(TASK TO CARRY OUT):
Write out again only the lines between the one with "What's the underlying" and the end of the records below, both ends counted, and don't include the pictures.

(PROVIDED MATERIAL):
_ _ _

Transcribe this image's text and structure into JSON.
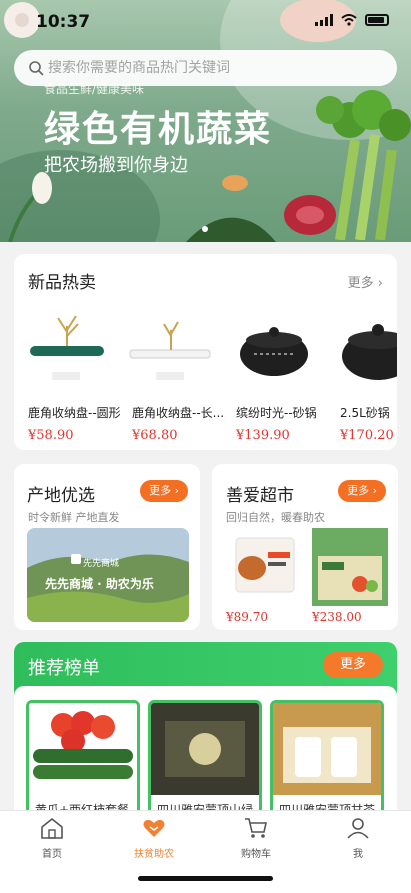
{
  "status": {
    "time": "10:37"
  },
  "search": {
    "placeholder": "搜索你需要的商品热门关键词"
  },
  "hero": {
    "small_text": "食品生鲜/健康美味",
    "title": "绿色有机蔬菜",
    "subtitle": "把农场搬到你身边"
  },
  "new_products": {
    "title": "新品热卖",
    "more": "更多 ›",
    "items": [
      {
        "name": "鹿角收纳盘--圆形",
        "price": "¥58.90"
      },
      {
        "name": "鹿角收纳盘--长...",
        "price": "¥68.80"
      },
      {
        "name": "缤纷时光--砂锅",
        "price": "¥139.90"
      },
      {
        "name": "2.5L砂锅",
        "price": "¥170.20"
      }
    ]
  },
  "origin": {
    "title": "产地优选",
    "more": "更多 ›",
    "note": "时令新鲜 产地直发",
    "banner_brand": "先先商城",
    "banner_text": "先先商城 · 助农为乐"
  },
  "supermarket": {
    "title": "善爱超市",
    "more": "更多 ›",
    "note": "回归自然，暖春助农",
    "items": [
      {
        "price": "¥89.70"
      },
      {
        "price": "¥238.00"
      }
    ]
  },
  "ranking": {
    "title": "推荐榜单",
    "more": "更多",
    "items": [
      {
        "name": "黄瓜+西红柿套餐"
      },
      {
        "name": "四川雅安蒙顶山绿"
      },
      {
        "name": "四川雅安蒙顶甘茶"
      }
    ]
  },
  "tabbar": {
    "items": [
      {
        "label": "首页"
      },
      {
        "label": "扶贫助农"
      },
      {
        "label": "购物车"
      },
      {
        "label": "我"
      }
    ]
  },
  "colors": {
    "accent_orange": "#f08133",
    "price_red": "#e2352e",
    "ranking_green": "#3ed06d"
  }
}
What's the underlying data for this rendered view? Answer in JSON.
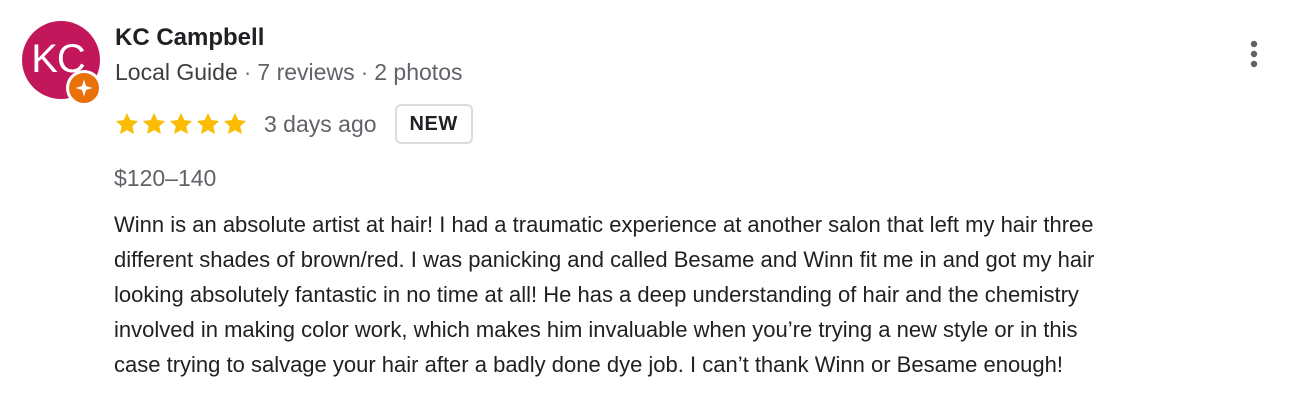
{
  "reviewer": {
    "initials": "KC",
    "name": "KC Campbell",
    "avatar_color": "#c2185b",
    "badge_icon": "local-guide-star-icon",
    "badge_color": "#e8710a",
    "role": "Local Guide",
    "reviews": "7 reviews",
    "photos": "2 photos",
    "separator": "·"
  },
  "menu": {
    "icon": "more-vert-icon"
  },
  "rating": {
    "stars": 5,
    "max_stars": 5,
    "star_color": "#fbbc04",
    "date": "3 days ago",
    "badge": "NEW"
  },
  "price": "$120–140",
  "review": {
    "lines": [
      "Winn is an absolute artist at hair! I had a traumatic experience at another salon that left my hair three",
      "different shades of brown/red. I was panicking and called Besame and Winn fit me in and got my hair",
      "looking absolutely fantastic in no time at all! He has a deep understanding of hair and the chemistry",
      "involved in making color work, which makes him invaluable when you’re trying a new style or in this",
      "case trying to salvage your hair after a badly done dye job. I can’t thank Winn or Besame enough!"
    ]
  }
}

_ _ _

(FULL RESPONSE):
What's the underlying data for this rendered view? Answer in JSON.
{
  "reviewer": {
    "initials": "KC",
    "name": "KC Campbell",
    "avatar_color": "#c2185b",
    "badge_icon": "local-guide-star-icon",
    "badge_color": "#e8710a",
    "role": "Local Guide",
    "reviews": "7 reviews",
    "photos": "2 photos",
    "separator": "·"
  },
  "menu": {
    "icon": "more-vert-icon"
  },
  "rating": {
    "stars": 5,
    "max_stars": 5,
    "star_color": "#fbbc04",
    "date": "3 days ago",
    "badge": "NEW"
  },
  "price": "$120–140",
  "review": {
    "lines": [
      "Winn is an absolute artist at hair! I had a traumatic experience at another salon that left my hair three",
      "different shades of brown/red. I was panicking and called Besame and Winn fit me in and got my hair",
      "looking absolutely fantastic in no time at all! He has a deep understanding of hair and the chemistry",
      "involved in making color work, which makes him invaluable when you’re trying a new style or in this",
      "case trying to salvage your hair after a badly done dye job. I can’t thank Winn or Besame enough!"
    ]
  }
}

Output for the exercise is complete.